Records from a data collection:
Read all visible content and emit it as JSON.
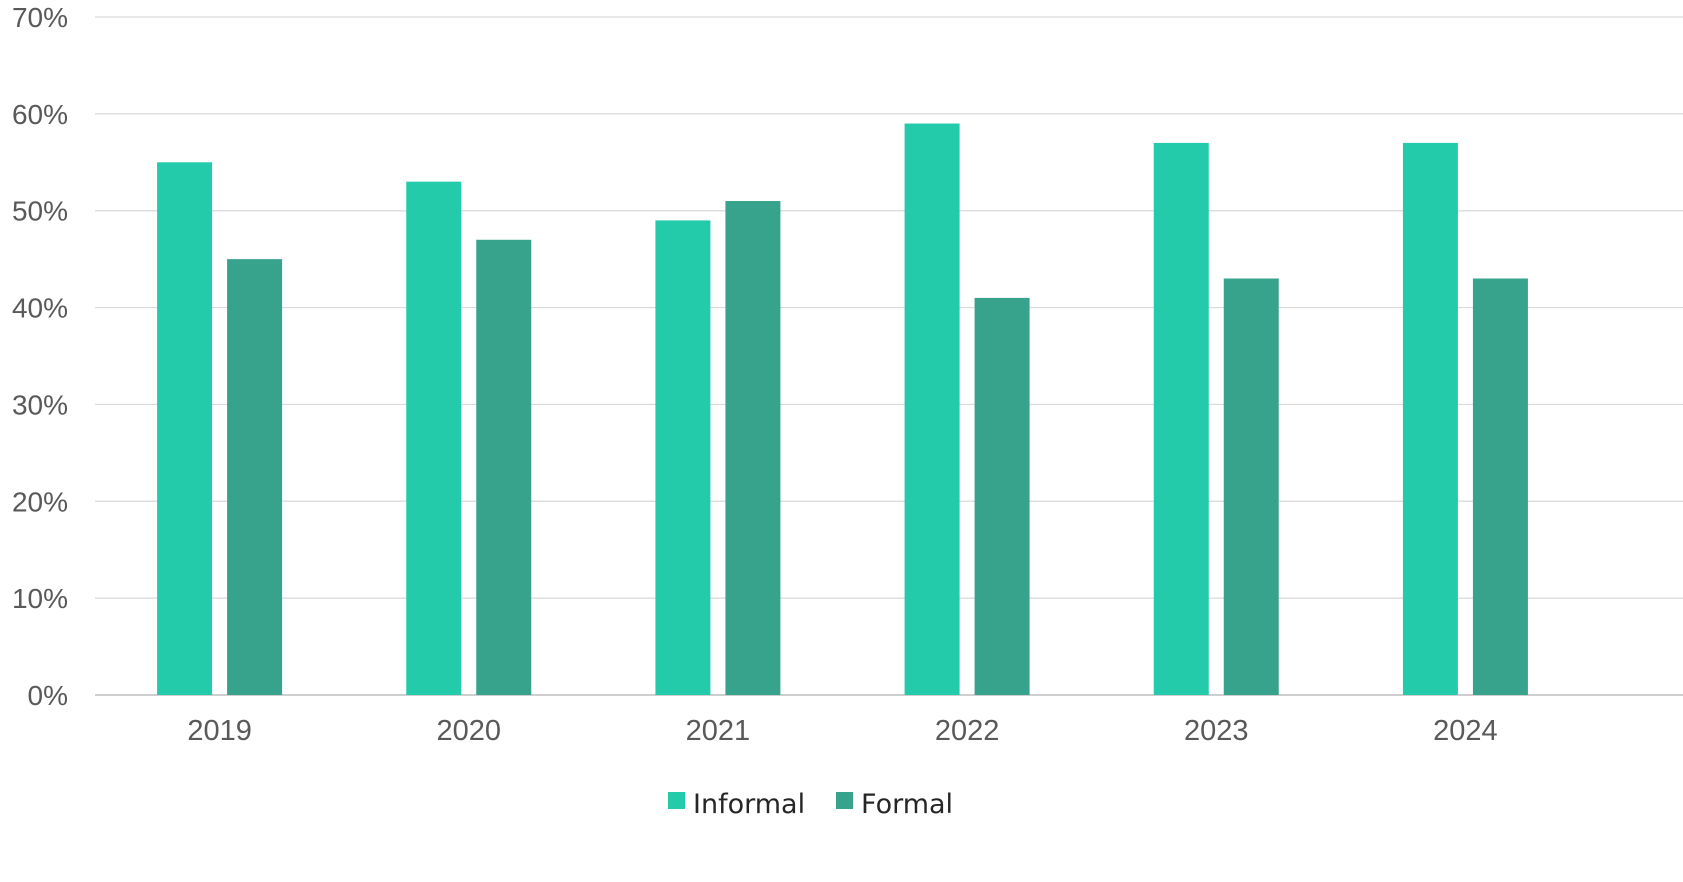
{
  "chart_data": {
    "type": "bar",
    "title": "",
    "xlabel": "",
    "ylabel": "",
    "categories": [
      "2019",
      "2020",
      "2021",
      "2022",
      "2023",
      "2024"
    ],
    "series": [
      {
        "name": "Informal",
        "color": "#24CBAA",
        "values": [
          55,
          53,
          49,
          59,
          57,
          57
        ]
      },
      {
        "name": "Formal",
        "color": "#38A38C",
        "values": [
          45,
          47,
          51,
          41,
          43,
          43
        ]
      }
    ],
    "ylim": [
      0,
      70
    ],
    "y_ticks": [
      "0%",
      "10%",
      "20%",
      "30%",
      "40%",
      "50%",
      "60%",
      "70%"
    ],
    "grid": true,
    "legend_position": "bottom-center"
  }
}
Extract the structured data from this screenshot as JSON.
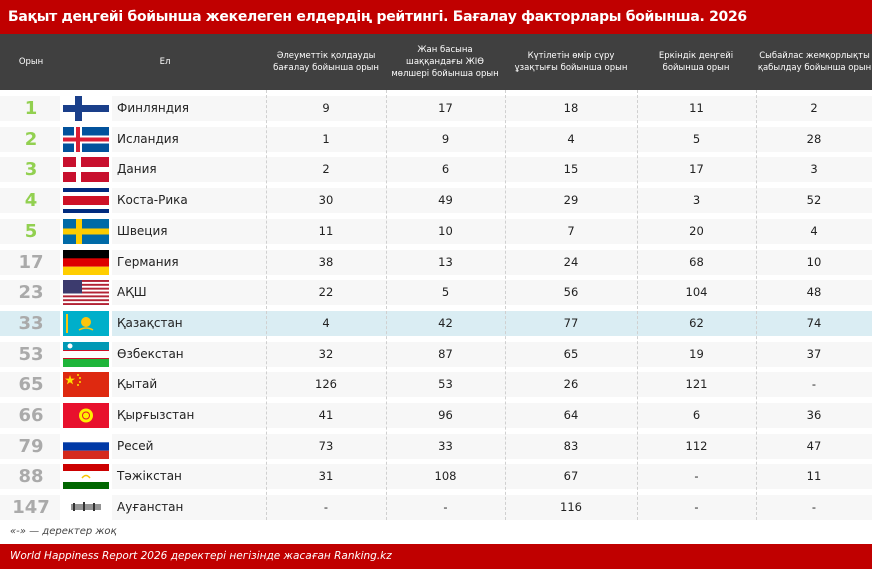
{
  "title": "Бақыт деңгейі бойынша жекелеген елдердің рейтингі. Бағалау факторлары бойынша. 2026",
  "headers": [
    "Орын",
    "Ел",
    "Әлеуметтік қолдауды бағалау бойынша орын",
    "Жан басына шаққандағы ЖІӨ мөлшері бойынша орын",
    "Күтілетін өмір сүру ұзақтығы бойынша орын",
    "Еркіндік деңгейі бойынша орын",
    "Сыбайлас жемқорлықты қабылдау бойынша орын"
  ],
  "colors": {
    "accent": "#c00000",
    "header_bg": "#404040",
    "top_rank": "#92d050",
    "other_rank": "#aaaaaa",
    "highlight": "#daedf3"
  },
  "rows": [
    {
      "rank": "1",
      "flag": "finland",
      "country": "Финляндия",
      "values": [
        "9",
        "17",
        "18",
        "11",
        "2"
      ]
    },
    {
      "rank": "2",
      "flag": "iceland",
      "country": "Исландия",
      "values": [
        "1",
        "9",
        "4",
        "5",
        "28"
      ]
    },
    {
      "rank": "3",
      "flag": "denmark",
      "country": "Дания",
      "values": [
        "2",
        "6",
        "15",
        "17",
        "3"
      ]
    },
    {
      "rank": "4",
      "flag": "costa-rica",
      "country": "Коста-Рика",
      "values": [
        "30",
        "49",
        "29",
        "3",
        "52"
      ]
    },
    {
      "rank": "5",
      "flag": "sweden",
      "country": "Швеция",
      "values": [
        "11",
        "10",
        "7",
        "20",
        "4"
      ]
    },
    {
      "rank": "17",
      "flag": "germany",
      "country": "Германия",
      "values": [
        "38",
        "13",
        "24",
        "68",
        "10"
      ]
    },
    {
      "rank": "23",
      "flag": "usa",
      "country": "АҚШ",
      "values": [
        "22",
        "5",
        "56",
        "104",
        "48"
      ]
    },
    {
      "rank": "33",
      "flag": "kazakhstan",
      "country": "Қазақстан",
      "values": [
        "4",
        "42",
        "77",
        "62",
        "74"
      ],
      "highlight": true
    },
    {
      "rank": "53",
      "flag": "uzbekistan",
      "country": "Өзбекстан",
      "values": [
        "32",
        "87",
        "65",
        "19",
        "37"
      ]
    },
    {
      "rank": "65",
      "flag": "china",
      "country": "Қытай",
      "values": [
        "126",
        "53",
        "26",
        "121",
        "-"
      ]
    },
    {
      "rank": "66",
      "flag": "kyrgyzstan",
      "country": "Қырғызстан",
      "values": [
        "41",
        "96",
        "64",
        "6",
        "36"
      ]
    },
    {
      "rank": "79",
      "flag": "russia",
      "country": "Ресей",
      "values": [
        "73",
        "33",
        "83",
        "112",
        "47"
      ]
    },
    {
      "rank": "88",
      "flag": "tajikistan",
      "country": "Тәжікстан",
      "values": [
        "31",
        "108",
        "67",
        "-",
        "11"
      ]
    },
    {
      "rank": "147",
      "flag": "afghanistan",
      "country": "Ауғанстан",
      "values": [
        "-",
        "-",
        "116",
        "-",
        "-"
      ]
    }
  ],
  "note": "«-» — деректер жоқ",
  "footer": "World Happiness Report 2026 деректері негізінде жасаған Ranking.kz"
}
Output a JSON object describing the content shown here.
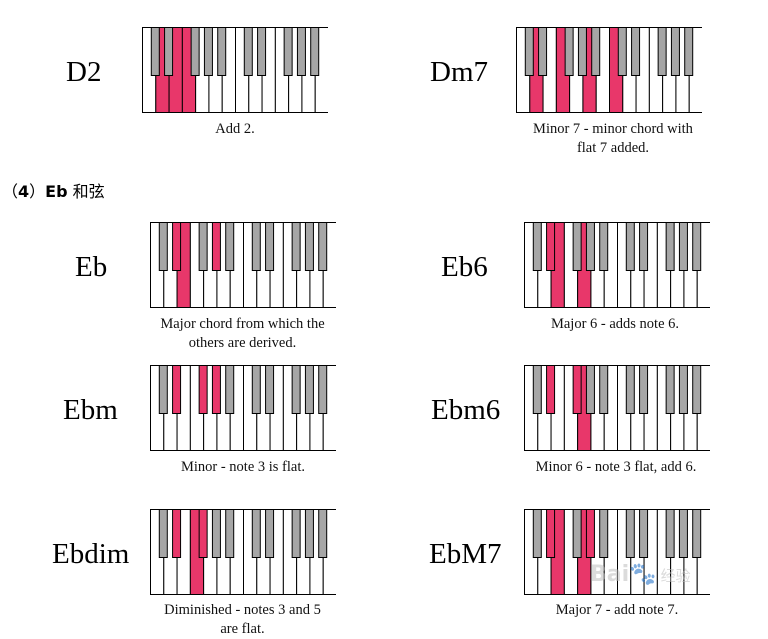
{
  "section": {
    "prefix": "（",
    "number": "4",
    "suffix": "）",
    "chord_root": "Eb",
    "label": "和弦"
  },
  "colors": {
    "highlight": "#e8376a",
    "black_key": "#a6a6a6",
    "white_key": "#ffffff"
  },
  "chords": [
    {
      "name": "D2",
      "caption": [
        "Add 2."
      ],
      "white_keys_pressed": [
        1,
        2,
        3
      ],
      "black_keys_pressed": []
    },
    {
      "name": "Dm7",
      "caption": [
        "Minor 7 - minor chord with",
        "flat 7 added."
      ],
      "white_keys_pressed": [
        1,
        3,
        5,
        7
      ],
      "black_keys_pressed": []
    },
    {
      "name": "Eb",
      "caption": [
        "Major chord from which the",
        "others are derived."
      ],
      "white_keys_pressed": [
        2
      ],
      "black_keys_pressed": [
        1,
        3
      ]
    },
    {
      "name": "Eb6",
      "caption": [
        "Major 6 - adds note 6."
      ],
      "white_keys_pressed": [
        2,
        4
      ],
      "black_keys_pressed": [
        1
      ]
    },
    {
      "name": "Ebm",
      "caption": [
        "Minor - note 3 is flat."
      ],
      "white_keys_pressed": [],
      "black_keys_pressed": [
        1,
        2,
        3
      ]
    },
    {
      "name": "Ebm6",
      "caption": [
        "Minor 6 - note 3 flat, add 6."
      ],
      "white_keys_pressed": [
        4
      ],
      "black_keys_pressed": [
        1,
        2
      ]
    },
    {
      "name": "Ebdim",
      "caption": [
        "Diminished - notes 3 and 5",
        "are flat."
      ],
      "white_keys_pressed": [
        3
      ],
      "black_keys_pressed": [
        1,
        2
      ]
    },
    {
      "name": "EbM7",
      "caption": [
        "Major 7 - add note 7."
      ],
      "white_keys_pressed": [
        2,
        4
      ],
      "black_keys_pressed": [
        1,
        3
      ]
    }
  ],
  "watermark": {
    "text": "Bai",
    "paw": "🐾",
    "tail": "经验"
  }
}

=== GIVEN PROBLEM ===
Print out the whole of the material word for word, without pictures.

=== EXERCISE OUTPUT ===
Read all visible content and emit it as JSON.
{
  "chart_data": {
    "type": "bar",
    "title": "",
    "xlabel": "",
    "ylabel": "",
    "categories": [
      "2019",
      "2020",
      "2021",
      "2022",
      "2023",
      "2024"
    ],
    "series": [
      {
        "name": "Informal",
        "color": "#24CBAA",
        "values": [
          55,
          53,
          49,
          59,
          57,
          57
        ]
      },
      {
        "name": "Formal",
        "color": "#38A38C",
        "values": [
          45,
          47,
          51,
          41,
          43,
          43
        ]
      }
    ],
    "ylim": [
      0,
      70
    ],
    "y_ticks": [
      "0%",
      "10%",
      "20%",
      "30%",
      "40%",
      "50%",
      "60%",
      "70%"
    ],
    "grid": true,
    "legend_position": "bottom-center"
  }
}
Extract the structured data from this screenshot as JSON.
{
  "title": "Бақыт деңгейі бойынша жекелеген елдердің рейтингі. Бағалау факторлары бойынша. 2026",
  "headers": [
    "Орын",
    "Ел",
    "Әлеуметтік қолдауды бағалау бойынша орын",
    "Жан басына шаққандағы ЖІӨ мөлшері бойынша орын",
    "Күтілетін өмір сүру ұзақтығы бойынша орын",
    "Еркіндік деңгейі бойынша орын",
    "Сыбайлас жемқорлықты қабылдау бойынша орын"
  ],
  "colors": {
    "accent": "#c00000",
    "header_bg": "#404040",
    "top_rank": "#92d050",
    "other_rank": "#aaaaaa",
    "highlight": "#daedf3"
  },
  "rows": [
    {
      "rank": "1",
      "flag": "finland",
      "country": "Финляндия",
      "values": [
        "9",
        "17",
        "18",
        "11",
        "2"
      ]
    },
    {
      "rank": "2",
      "flag": "iceland",
      "country": "Исландия",
      "values": [
        "1",
        "9",
        "4",
        "5",
        "28"
      ]
    },
    {
      "rank": "3",
      "flag": "denmark",
      "country": "Дания",
      "values": [
        "2",
        "6",
        "15",
        "17",
        "3"
      ]
    },
    {
      "rank": "4",
      "flag": "costa-rica",
      "country": "Коста-Рика",
      "values": [
        "30",
        "49",
        "29",
        "3",
        "52"
      ]
    },
    {
      "rank": "5",
      "flag": "sweden",
      "country": "Швеция",
      "values": [
        "11",
        "10",
        "7",
        "20",
        "4"
      ]
    },
    {
      "rank": "17",
      "flag": "germany",
      "country": "Германия",
      "values": [
        "38",
        "13",
        "24",
        "68",
        "10"
      ]
    },
    {
      "rank": "23",
      "flag": "usa",
      "country": "АҚШ",
      "values": [
        "22",
        "5",
        "56",
        "104",
        "48"
      ]
    },
    {
      "rank": "33",
      "flag": "kazakhstan",
      "country": "Қазақстан",
      "values": [
        "4",
        "42",
        "77",
        "62",
        "74"
      ],
      "highlight": true
    },
    {
      "rank": "53",
      "flag": "uzbekistan",
      "country": "Өзбекстан",
      "values": [
        "32",
        "87",
        "65",
        "19",
        "37"
      ]
    },
    {
      "rank": "65",
      "flag": "china",
      "country": "Қытай",
      "values": [
        "126",
        "53",
        "26",
        "121",
        "-"
      ]
    },
    {
      "rank": "66",
      "flag": "kyrgyzstan",
      "country": "Қырғызстан",
      "values": [
        "41",
        "96",
        "64",
        "6",
        "36"
      ]
    },
    {
      "rank": "79",
      "flag": "russia",
      "country": "Ресей",
      "values": [
        "73",
        "33",
        "83",
        "112",
        "47"
      ]
    },
    {
      "rank": "88",
      "flag": "tajikistan",
      "country": "Тәжікстан",
      "values": [
        "31",
        "108",
        "67",
        "-",
        "11"
      ]
    },
    {
      "rank": "147",
      "flag": "afghanistan",
      "country": "Ауғанстан",
      "values": [
        "-",
        "-",
        "116",
        "-",
        "-"
      ]
    }
  ],
  "note": "«-» — деректер жоқ",
  "footer": "World Happiness Report 2026 деректері негізінде жасаған Ranking.kz"
}
Output a JSON object describing the content shown here.
{
  "section": {
    "prefix": "（",
    "number": "4",
    "suffix": "）",
    "chord_root": "Eb",
    "label": "和弦"
  },
  "colors": {
    "highlight": "#e8376a",
    "black_key": "#a6a6a6",
    "white_key": "#ffffff"
  },
  "chords": [
    {
      "name": "D2",
      "caption": [
        "Add 2."
      ],
      "white_keys_pressed": [
        1,
        2,
        3
      ],
      "black_keys_pressed": []
    },
    {
      "name": "Dm7",
      "caption": [
        "Minor 7 - minor chord with",
        "flat 7 added."
      ],
      "white_keys_pressed": [
        1,
        3,
        5,
        7
      ],
      "black_keys_pressed": []
    },
    {
      "name": "Eb",
      "caption": [
        "Major chord from which the",
        "others are derived."
      ],
      "white_keys_pressed": [
        2
      ],
      "black_keys_pressed": [
        1,
        3
      ]
    },
    {
      "name": "Eb6",
      "caption": [
        "Major 6 - adds note 6."
      ],
      "white_keys_pressed": [
        2,
        4
      ],
      "black_keys_pressed": [
        1
      ]
    },
    {
      "name": "Ebm",
      "caption": [
        "Minor - note 3 is flat."
      ],
      "white_keys_pressed": [],
      "black_keys_pressed": [
        1,
        2,
        3
      ]
    },
    {
      "name": "Ebm6",
      "caption": [
        "Minor 6 - note 3 flat, add 6."
      ],
      "white_keys_pressed": [
        4
      ],
      "black_keys_pressed": [
        1,
        2
      ]
    },
    {
      "name": "Ebdim",
      "caption": [
        "Diminished - notes 3 and 5",
        "are flat."
      ],
      "white_keys_pressed": [
        3
      ],
      "black_keys_pressed": [
        1,
        2
      ]
    },
    {
      "name": "EbM7",
      "caption": [
        "Major 7 - add note 7."
      ],
      "white_keys_pressed": [
        2,
        4
      ],
      "black_keys_pressed": [
        1,
        3
      ]
    }
  ],
  "watermark": {
    "text": "Bai",
    "paw": "🐾",
    "tail": "经验"
  }
}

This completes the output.